* [REQUIREMENTS] Extract every line of the material that holds the string "Локальный".
Start TASK DATA
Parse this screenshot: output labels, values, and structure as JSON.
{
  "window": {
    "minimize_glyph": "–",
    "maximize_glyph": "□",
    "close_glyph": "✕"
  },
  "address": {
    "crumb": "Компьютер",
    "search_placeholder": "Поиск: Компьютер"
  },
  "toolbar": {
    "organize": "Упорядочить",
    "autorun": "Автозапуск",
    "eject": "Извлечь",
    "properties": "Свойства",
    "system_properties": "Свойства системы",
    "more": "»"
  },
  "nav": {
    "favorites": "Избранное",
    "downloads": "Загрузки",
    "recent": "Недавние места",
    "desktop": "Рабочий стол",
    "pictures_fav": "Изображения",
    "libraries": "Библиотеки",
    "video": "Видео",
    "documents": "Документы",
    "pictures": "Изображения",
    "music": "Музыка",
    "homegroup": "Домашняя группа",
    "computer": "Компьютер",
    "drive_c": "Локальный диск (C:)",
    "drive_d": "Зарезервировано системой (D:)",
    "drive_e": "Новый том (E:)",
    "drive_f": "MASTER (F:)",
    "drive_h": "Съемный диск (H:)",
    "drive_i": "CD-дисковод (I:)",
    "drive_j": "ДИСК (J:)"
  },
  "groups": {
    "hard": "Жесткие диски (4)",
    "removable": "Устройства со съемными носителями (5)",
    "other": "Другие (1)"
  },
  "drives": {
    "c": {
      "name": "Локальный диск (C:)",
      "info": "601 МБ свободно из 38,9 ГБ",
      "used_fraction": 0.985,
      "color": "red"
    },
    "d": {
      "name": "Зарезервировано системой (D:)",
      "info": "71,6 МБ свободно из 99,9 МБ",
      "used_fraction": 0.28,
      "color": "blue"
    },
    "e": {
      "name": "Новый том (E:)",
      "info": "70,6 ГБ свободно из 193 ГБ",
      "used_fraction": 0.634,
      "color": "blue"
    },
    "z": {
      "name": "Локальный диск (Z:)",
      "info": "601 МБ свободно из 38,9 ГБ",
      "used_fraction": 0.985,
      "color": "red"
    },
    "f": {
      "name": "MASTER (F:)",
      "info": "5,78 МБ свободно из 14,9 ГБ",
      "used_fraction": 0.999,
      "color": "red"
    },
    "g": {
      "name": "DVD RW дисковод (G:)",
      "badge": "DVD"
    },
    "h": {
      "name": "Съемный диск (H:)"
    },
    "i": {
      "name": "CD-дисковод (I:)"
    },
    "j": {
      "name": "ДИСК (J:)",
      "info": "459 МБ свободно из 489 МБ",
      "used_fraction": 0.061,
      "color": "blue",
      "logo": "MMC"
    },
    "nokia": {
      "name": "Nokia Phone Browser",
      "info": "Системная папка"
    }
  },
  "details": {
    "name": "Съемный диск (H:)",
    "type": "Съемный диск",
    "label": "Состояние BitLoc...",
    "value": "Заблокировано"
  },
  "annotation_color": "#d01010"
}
End TASK DATA
* [THE RESPONSE]
    "drive_c": "Локальный диск (C:)",
      "name": "Локальный диск (C:)",
      "name": "Локальный диск (Z:)",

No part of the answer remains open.